[Start Source records]

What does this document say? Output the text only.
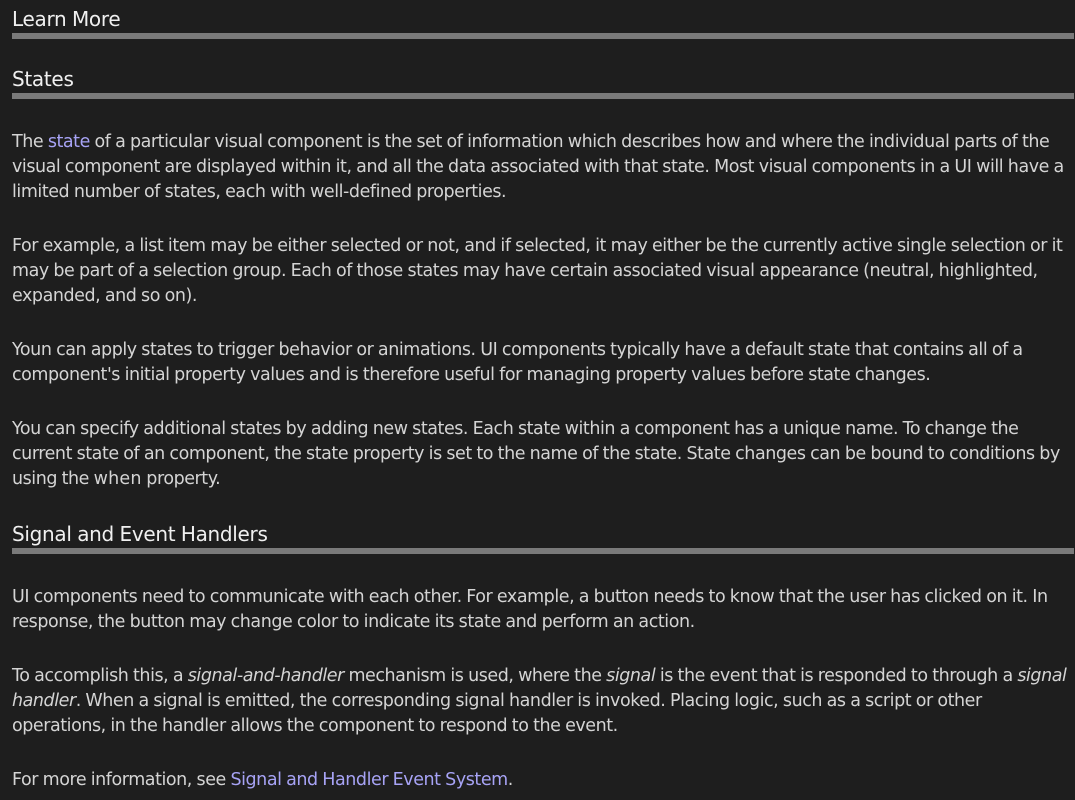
Learn More
States

The state of a particular visual component is the set of information which describes how and where the individual parts of the visual component are displayed within it, and all the data associated with that state. Most visual components in a UI will have a limited number of states, each with well-defined properties.

For example, a list item may be either selected or not, and if selected, it may either be the currently active single selection or it may be part of a selection group. Each of those states may have certain associated visual appearance (neutral, highlighted, expanded, and so on).

Youn can apply states to trigger behavior or animations. UI components typically have a default state that contains all of a component's initial property values and is therefore useful for managing property values before state changes.

You can specify additional states by adding new states. Each state within a component has a unique name. To change the current state of an component, the state property is set to the name of the state. State changes can be bound to conditions by using the when property.

Signal and Event Handlers

UI components need to communicate with each other. For example, a button needs to know that the user has clicked on it. In response, the button may change color to indicate its state and perform an action.

To accomplish this, a signal-and-handler mechanism is used, where the signal is the event that is responded to through a signal handler. When a signal is emitted, the corresponding signal handler is invoked. Placing logic, such as a script or other operations, in the handler allows the component to respond to the event.

For more information, see Signal and Handler Event System.
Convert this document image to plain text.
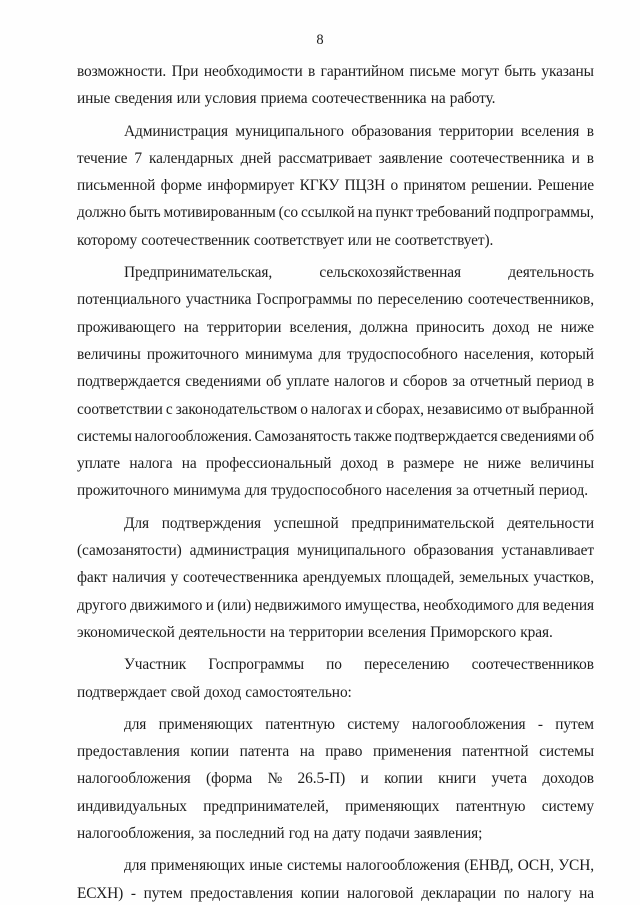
8
возможности. При необходимости в гарантийном письме могут быть указаны
иные сведения или условия приема соотечественника на работу.
Администрация муниципального образования территории вселения в
течение 7 календарных дней рассматривает заявление соотечественника и в
письменной форме информирует КГКУ ПЦЗН о принятом решении. Решение
должно быть мотивированным (со ссылкой на пункт требований подпрограммы,
которому соотечественник соответствует или не соответствует).
Предпринимательская,	сельскохозяйственная	деятельность
потенциального участника Госпрограммы по переселению соотечественников,
проживающего на территории вселения, должна приносить доход не ниже
величины прожиточного минимума для трудоспособного населения, который
подтверждается сведениями об уплате налогов и сборов за отчетный период в
соответствии с законодательством о налогах и сборах, независимо от выбранной
системы налогообложения. Самозанятость также подтверждается сведениями об
уплате налога на профессиональный доход в размере не ниже величины
прожиточного минимума для трудоспособного населения за отчетный период.
Для подтверждения успешной предпринимательской деятельности
(самозанятости) администрация муниципального образования устанавливает
факт наличия у соотечественника арендуемых площадей, земельных участков,
другого движимого и (или) недвижимого имущества, необходимого для ведения
экономической деятельности на территории вселения Приморского края.
Участник Госпрограммы по переселению соотечественников
подтверждает свой доход самостоятельно:
для применяющих патентную систему налогообложения - путем
предоставления копии патента на право применения патентной системы
налогообложения (форма № 26.5-П) и копии книги учета доходов
индивидуальных предпринимателей, применяющих патентную систему
налогообложения, за последний год на дату подачи заявления;
для применяющих иные системы налогообложения (ЕНВД, ОСН, УСН,
ЕСХН) - путем предоставления копии налоговой декларации по налогу на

[End Source records]

**Short exercise**
Which lines hold the string "предоставления"? List them all.

**Full solution**
предоставления копии патента на право применения патентной системы
ЕСХН) - путем предоставления копии налоговой декларации по налогу на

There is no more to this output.